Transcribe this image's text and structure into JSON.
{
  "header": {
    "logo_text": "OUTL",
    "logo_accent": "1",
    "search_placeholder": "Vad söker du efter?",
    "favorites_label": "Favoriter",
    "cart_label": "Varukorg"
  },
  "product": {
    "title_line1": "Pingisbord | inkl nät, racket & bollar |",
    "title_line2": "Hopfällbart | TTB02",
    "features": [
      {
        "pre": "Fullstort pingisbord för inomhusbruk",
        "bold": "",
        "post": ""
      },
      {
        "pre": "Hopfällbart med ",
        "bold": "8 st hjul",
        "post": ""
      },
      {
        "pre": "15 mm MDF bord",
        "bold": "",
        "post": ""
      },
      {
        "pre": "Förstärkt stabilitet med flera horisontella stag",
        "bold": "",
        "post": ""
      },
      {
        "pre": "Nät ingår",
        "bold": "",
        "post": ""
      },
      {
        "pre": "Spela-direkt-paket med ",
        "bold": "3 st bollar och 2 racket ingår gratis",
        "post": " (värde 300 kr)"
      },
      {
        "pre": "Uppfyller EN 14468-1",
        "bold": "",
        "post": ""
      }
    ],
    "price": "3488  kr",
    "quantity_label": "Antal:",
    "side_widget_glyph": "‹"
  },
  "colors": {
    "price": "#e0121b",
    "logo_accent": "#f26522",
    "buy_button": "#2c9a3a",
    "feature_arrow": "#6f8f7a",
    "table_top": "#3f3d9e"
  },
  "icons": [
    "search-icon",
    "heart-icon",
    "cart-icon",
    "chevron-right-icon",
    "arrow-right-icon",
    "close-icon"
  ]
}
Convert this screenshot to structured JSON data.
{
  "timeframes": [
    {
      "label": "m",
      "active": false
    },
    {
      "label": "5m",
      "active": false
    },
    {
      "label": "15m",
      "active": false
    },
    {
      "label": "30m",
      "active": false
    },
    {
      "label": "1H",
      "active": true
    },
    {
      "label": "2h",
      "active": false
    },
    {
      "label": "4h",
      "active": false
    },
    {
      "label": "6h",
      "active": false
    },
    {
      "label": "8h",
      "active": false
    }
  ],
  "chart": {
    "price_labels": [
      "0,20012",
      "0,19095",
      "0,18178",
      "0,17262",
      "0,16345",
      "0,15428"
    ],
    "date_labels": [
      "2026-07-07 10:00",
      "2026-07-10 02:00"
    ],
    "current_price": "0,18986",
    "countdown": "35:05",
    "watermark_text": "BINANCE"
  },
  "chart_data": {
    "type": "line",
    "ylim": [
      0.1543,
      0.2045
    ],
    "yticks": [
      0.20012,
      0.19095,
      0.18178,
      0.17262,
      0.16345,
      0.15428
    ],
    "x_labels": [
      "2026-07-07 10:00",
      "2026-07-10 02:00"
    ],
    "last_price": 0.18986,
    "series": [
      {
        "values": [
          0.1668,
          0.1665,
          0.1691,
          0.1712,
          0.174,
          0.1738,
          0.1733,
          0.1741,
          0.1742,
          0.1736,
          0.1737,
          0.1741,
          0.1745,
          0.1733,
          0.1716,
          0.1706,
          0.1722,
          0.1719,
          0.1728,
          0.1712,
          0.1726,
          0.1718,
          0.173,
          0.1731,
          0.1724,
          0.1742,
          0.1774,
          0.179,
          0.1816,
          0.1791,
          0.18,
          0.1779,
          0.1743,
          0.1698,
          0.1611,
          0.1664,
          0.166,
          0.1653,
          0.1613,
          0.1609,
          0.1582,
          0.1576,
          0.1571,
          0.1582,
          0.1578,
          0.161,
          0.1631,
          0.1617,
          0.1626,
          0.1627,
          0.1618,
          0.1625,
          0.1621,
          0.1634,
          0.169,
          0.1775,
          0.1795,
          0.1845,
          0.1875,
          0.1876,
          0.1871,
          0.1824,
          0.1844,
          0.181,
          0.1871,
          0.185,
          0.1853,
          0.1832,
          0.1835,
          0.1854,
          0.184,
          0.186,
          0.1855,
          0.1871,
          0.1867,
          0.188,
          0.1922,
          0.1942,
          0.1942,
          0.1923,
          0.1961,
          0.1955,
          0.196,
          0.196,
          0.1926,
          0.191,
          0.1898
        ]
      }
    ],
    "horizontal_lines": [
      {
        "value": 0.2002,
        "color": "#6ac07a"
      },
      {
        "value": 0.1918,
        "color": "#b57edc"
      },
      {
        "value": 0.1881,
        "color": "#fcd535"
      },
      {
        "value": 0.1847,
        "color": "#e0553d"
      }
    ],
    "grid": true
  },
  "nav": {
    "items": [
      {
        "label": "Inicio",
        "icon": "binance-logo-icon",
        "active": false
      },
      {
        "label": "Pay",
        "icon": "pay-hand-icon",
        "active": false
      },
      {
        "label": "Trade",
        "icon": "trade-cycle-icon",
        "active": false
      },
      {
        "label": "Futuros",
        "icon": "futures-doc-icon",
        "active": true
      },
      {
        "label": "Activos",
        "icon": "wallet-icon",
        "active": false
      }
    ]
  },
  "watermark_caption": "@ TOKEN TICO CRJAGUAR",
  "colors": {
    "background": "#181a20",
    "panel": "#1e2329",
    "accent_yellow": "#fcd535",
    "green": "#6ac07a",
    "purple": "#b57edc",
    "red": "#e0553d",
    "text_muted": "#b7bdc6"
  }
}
·····
#### [Short exercise]
Copy every line verbatim.

#### [Complete output]
Transcribe this image's text and structure into JSON.
{
  "header": {
    "logo_text": "OUTL",
    "logo_accent": "1",
    "search_placeholder": "Vad söker du efter?",
    "favorites_label": "Favoriter",
    "cart_label": "Varukorg"
  },
  "product": {
    "title_line1": "Pingisbord | inkl nät, racket & bollar |",
    "title_line2": "Hopfällbart | TTB02",
    "features": [
      {
        "pre": "Fullstort pingisbord för inomhusbruk",
        "bold": "",
        "post": ""
      },
      {
        "pre": "Hopfällbart med ",
        "bold": "8 st hjul",
        "post": ""
      },
      {
        "pre": "15 mm MDF bord",
        "bold": "",
        "post": ""
      },
      {
        "pre": "Förstärkt stabilitet med flera horisontella stag",
        "bold": "",
        "post": ""
      },
      {
        "pre": "Nät ingår",
        "bold": "",
        "post": ""
      },
      {
        "pre": "Spela-direkt-paket med ",
        "bold": "3 st bollar och 2 racket ingår gratis",
        "post": " (värde 300 kr)"
      },
      {
        "pre": "Uppfyller EN 14468-1",
        "bold": "",
        "post": ""
      }
    ],
    "price": "3488  kr",
    "quantity_label": "Antal:",
    "side_widget_glyph": "‹"
  },
  "colors": {
    "price": "#e0121b",
    "logo_accent": "#f26522",
    "buy_button": "#2c9a3a",
    "feature_arrow": "#6f8f7a",
    "table_top": "#3f3d9e"
  },
  "icons": [
    "search-icon",
    "heart-icon",
    "cart-icon",
    "chevron-right-icon",
    "arrow-right-icon",
    "close-icon"
  ]
}
Convert this screenshot to structured JSON data.
{
  "timeframes": [
    {
      "label": "m",
      "active": false
    },
    {
      "label": "5m",
      "active": false
    },
    {
      "label": "15m",
      "active": false
    },
    {
      "label": "30m",
      "active": false
    },
    {
      "label": "1H",
      "active": true
    },
    {
      "label": "2h",
      "active": false
    },
    {
      "label": "4h",
      "active": false
    },
    {
      "label": "6h",
      "active": false
    },
    {
      "label": "8h",
      "active": false
    }
  ],
  "chart": {
    "price_labels": [
      "0,20012",
      "0,19095",
      "0,18178",
      "0,17262",
      "0,16345",
      "0,15428"
    ],
    "date_labels": [
      "2026-07-07 10:00",
      "2026-07-10 02:00"
    ],
    "current_price": "0,18986",
    "countdown": "35:05",
    "watermark_text": "BINANCE"
  },
  "chart_data": {
    "type": "line",
    "ylim": [
      0.1543,
      0.2045
    ],
    "yticks": [
      0.20012,
      0.19095,
      0.18178,
      0.17262,
      0.16345,
      0.15428
    ],
    "x_labels": [
      "2026-07-07 10:00",
      "2026-07-10 02:00"
    ],
    "last_price": 0.18986,
    "series": [
      {
        "values": [
          0.1668,
          0.1665,
          0.1691,
          0.1712,
          0.174,
          0.1738,
          0.1733,
          0.1741,
          0.1742,
          0.1736,
          0.1737,
          0.1741,
          0.1745,
          0.1733,
          0.1716,
          0.1706,
          0.1722,
          0.1719,
          0.1728,
          0.1712,
          0.1726,
          0.1718,
          0.173,
          0.1731,
          0.1724,
          0.1742,
          0.1774,
          0.179,
          0.1816,
          0.1791,
          0.18,
          0.1779,
          0.1743,
          0.1698,
          0.1611,
          0.1664,
          0.166,
          0.1653,
          0.1613,
          0.1609,
          0.1582,
          0.1576,
          0.1571,
          0.1582,
          0.1578,
          0.161,
          0.1631,
          0.1617,
          0.1626,
          0.1627,
          0.1618,
          0.1625,
          0.1621,
          0.1634,
          0.169,
          0.1775,
          0.1795,
          0.1845,
          0.1875,
          0.1876,
          0.1871,
          0.1824,
          0.1844,
          0.181,
          0.1871,
          0.185,
          0.1853,
          0.1832,
          0.1835,
          0.1854,
          0.184,
          0.186,
          0.1855,
          0.1871,
          0.1867,
          0.188,
          0.1922,
          0.1942,
          0.1942,
          0.1923,
          0.1961,
          0.1955,
          0.196,
          0.196,
          0.1926,
          0.191,
          0.1898
        ]
      }
    ],
    "horizontal_lines": [
      {
        "value": 0.2002,
        "color": "#6ac07a"
      },
      {
        "value": 0.1918,
        "color": "#b57edc"
      },
      {
        "value": 0.1881,
        "color": "#fcd535"
      },
      {
        "value": 0.1847,
        "color": "#e0553d"
      }
    ],
    "grid": true
  },
  "nav": {
    "items": [
      {
        "label": "Inicio",
        "icon": "binance-logo-icon",
        "active": false
      },
      {
        "label": "Pay",
        "icon": "pay-hand-icon",
        "active": false
      },
      {
        "label": "Trade",
        "icon": "trade-cycle-icon",
        "active": false
      },
      {
        "label": "Futuros",
        "icon": "futures-doc-icon",
        "active": true
      },
      {
        "label": "Activos",
        "icon": "wallet-icon",
        "active": false
      }
    ]
  },
  "watermark_caption": "@ TOKEN TICO CRJAGUAR",
  "colors": {
    "background": "#181a20",
    "panel": "#1e2329",
    "accent_yellow": "#fcd535",
    "green": "#6ac07a",
    "purple": "#b57edc",
    "red": "#e0553d",
    "text_muted": "#b7bdc6"
  }
}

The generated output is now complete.